_Your objective_
For the records that follow, give the number of lines in which the word "week" occurs, with nothing added.

Dataset rows for document pages
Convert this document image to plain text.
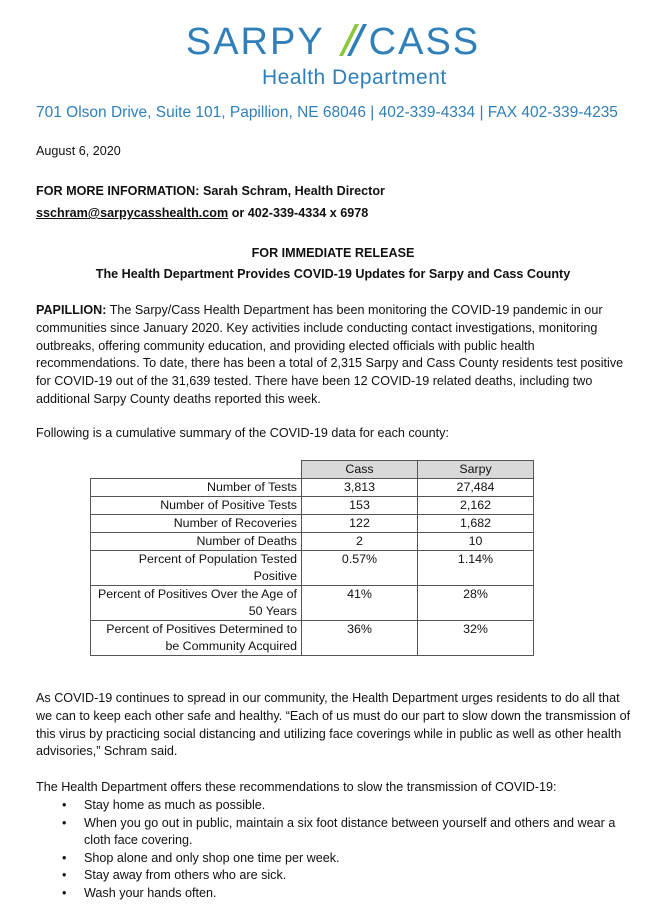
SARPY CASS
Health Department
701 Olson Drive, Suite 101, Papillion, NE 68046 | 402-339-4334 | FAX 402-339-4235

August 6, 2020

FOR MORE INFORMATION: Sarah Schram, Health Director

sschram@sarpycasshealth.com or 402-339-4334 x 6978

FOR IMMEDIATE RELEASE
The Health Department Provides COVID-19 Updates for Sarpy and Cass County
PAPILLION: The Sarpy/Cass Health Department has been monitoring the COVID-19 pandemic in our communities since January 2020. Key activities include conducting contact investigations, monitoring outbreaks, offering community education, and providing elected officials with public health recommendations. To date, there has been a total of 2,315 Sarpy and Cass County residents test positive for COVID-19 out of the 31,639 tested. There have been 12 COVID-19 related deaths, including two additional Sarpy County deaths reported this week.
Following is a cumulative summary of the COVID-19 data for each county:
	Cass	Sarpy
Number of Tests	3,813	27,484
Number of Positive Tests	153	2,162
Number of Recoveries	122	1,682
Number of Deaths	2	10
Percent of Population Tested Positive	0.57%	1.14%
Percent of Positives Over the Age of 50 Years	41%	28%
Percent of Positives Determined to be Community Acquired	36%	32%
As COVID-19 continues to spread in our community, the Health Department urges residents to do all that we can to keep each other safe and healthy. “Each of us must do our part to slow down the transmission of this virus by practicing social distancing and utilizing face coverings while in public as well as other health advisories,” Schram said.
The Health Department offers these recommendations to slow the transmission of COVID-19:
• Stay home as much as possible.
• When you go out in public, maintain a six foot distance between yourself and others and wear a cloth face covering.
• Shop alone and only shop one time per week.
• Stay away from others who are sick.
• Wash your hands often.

_Task answer_
2